- Work to complete
Take the listing and print it in full, exactly as given.

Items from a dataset
- - - - - - -
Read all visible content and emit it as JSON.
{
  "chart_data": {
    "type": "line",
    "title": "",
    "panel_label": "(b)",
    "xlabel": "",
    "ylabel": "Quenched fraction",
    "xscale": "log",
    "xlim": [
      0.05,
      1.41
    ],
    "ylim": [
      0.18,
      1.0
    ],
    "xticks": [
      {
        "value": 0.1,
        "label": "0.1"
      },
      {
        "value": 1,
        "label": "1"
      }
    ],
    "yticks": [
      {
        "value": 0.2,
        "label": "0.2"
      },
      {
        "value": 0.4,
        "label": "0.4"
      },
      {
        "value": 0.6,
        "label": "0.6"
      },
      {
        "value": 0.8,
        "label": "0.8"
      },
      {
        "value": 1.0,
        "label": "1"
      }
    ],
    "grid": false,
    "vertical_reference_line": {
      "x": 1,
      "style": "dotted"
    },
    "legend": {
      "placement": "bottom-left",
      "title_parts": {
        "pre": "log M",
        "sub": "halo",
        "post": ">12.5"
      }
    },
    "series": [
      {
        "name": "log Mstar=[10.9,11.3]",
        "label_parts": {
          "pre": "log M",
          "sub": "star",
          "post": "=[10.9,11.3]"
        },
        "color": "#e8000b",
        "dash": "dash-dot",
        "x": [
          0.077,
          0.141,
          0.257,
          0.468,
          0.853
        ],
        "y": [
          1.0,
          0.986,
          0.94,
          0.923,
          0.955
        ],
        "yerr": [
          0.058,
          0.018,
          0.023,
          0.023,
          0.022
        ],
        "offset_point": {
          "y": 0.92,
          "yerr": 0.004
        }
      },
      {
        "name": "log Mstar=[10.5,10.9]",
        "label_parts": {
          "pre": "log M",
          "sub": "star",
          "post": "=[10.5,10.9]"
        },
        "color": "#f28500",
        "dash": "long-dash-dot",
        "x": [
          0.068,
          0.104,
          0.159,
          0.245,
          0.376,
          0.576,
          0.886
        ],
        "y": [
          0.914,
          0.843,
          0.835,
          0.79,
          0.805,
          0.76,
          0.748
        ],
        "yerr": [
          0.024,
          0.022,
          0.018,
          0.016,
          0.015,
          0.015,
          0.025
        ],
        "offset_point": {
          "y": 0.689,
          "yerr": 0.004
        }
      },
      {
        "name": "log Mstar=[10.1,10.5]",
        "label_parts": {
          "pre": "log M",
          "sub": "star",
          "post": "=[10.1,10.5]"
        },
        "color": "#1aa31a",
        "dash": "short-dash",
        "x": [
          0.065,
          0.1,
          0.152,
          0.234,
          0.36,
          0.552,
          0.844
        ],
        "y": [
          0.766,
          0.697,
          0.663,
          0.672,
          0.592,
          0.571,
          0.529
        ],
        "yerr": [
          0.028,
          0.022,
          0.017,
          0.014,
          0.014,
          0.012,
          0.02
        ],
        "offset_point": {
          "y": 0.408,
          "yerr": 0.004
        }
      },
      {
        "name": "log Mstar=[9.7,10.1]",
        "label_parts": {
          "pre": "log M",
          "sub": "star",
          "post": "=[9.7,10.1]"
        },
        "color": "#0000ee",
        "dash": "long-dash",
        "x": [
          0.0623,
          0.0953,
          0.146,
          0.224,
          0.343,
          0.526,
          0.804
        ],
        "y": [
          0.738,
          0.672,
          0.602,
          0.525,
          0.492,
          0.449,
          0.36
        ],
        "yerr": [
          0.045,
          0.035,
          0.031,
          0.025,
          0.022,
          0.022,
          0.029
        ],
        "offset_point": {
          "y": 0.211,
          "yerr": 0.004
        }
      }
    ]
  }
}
- - - - - - -
- Result of this task
Read all visible content and emit it as JSON.
{
  "chart_data": {
    "type": "line",
    "title": "",
    "panel_label": "(b)",
    "xlabel": "",
    "ylabel": "Quenched fraction",
    "xscale": "log",
    "xlim": [
      0.05,
      1.41
    ],
    "ylim": [
      0.18,
      1.0
    ],
    "xticks": [
      {
        "value": 0.1,
        "label": "0.1"
      },
      {
        "value": 1,
        "label": "1"
      }
    ],
    "yticks": [
      {
        "value": 0.2,
        "label": "0.2"
      },
      {
        "value": 0.4,
        "label": "0.4"
      },
      {
        "value": 0.6,
        "label": "0.6"
      },
      {
        "value": 0.8,
        "label": "0.8"
      },
      {
        "value": 1.0,
        "label": "1"
      }
    ],
    "grid": false,
    "vertical_reference_line": {
      "x": 1,
      "style": "dotted"
    },
    "legend": {
      "placement": "bottom-left",
      "title_parts": {
        "pre": "log M",
        "sub": "halo",
        "post": ">12.5"
      }
    },
    "series": [
      {
        "name": "log Mstar=[10.9,11.3]",
        "label_parts": {
          "pre": "log M",
          "sub": "star",
          "post": "=[10.9,11.3]"
        },
        "color": "#e8000b",
        "dash": "dash-dot",
        "x": [
          0.077,
          0.141,
          0.257,
          0.468,
          0.853
        ],
        "y": [
          1.0,
          0.986,
          0.94,
          0.923,
          0.955
        ],
        "yerr": [
          0.058,
          0.018,
          0.023,
          0.023,
          0.022
        ],
        "offset_point": {
          "y": 0.92,
          "yerr": 0.004
        }
      },
      {
        "name": "log Mstar=[10.5,10.9]",
        "label_parts": {
          "pre": "log M",
          "sub": "star",
          "post": "=[10.5,10.9]"
        },
        "color": "#f28500",
        "dash": "long-dash-dot",
        "x": [
          0.068,
          0.104,
          0.159,
          0.245,
          0.376,
          0.576,
          0.886
        ],
        "y": [
          0.914,
          0.843,
          0.835,
          0.79,
          0.805,
          0.76,
          0.748
        ],
        "yerr": [
          0.024,
          0.022,
          0.018,
          0.016,
          0.015,
          0.015,
          0.025
        ],
        "offset_point": {
          "y": 0.689,
          "yerr": 0.004
        }
      },
      {
        "name": "log Mstar=[10.1,10.5]",
        "label_parts": {
          "pre": "log M",
          "sub": "star",
          "post": "=[10.1,10.5]"
        },
        "color": "#1aa31a",
        "dash": "short-dash",
        "x": [
          0.065,
          0.1,
          0.152,
          0.234,
          0.36,
          0.552,
          0.844
        ],
        "y": [
          0.766,
          0.697,
          0.663,
          0.672,
          0.592,
          0.571,
          0.529
        ],
        "yerr": [
          0.028,
          0.022,
          0.017,
          0.014,
          0.014,
          0.012,
          0.02
        ],
        "offset_point": {
          "y": 0.408,
          "yerr": 0.004
        }
      },
      {
        "name": "log Mstar=[9.7,10.1]",
        "label_parts": {
          "pre": "log M",
          "sub": "star",
          "post": "=[9.7,10.1]"
        },
        "color": "#0000ee",
        "dash": "long-dash",
        "x": [
          0.0623,
          0.0953,
          0.146,
          0.224,
          0.343,
          0.526,
          0.804
        ],
        "y": [
          0.738,
          0.672,
          0.602,
          0.525,
          0.492,
          0.449,
          0.36
        ],
        "yerr": [
          0.045,
          0.035,
          0.031,
          0.025,
          0.022,
          0.022,
          0.029
        ],
        "offset_point": {
          "y": 0.211,
          "yerr": 0.004
        }
      }
    ]
  }
}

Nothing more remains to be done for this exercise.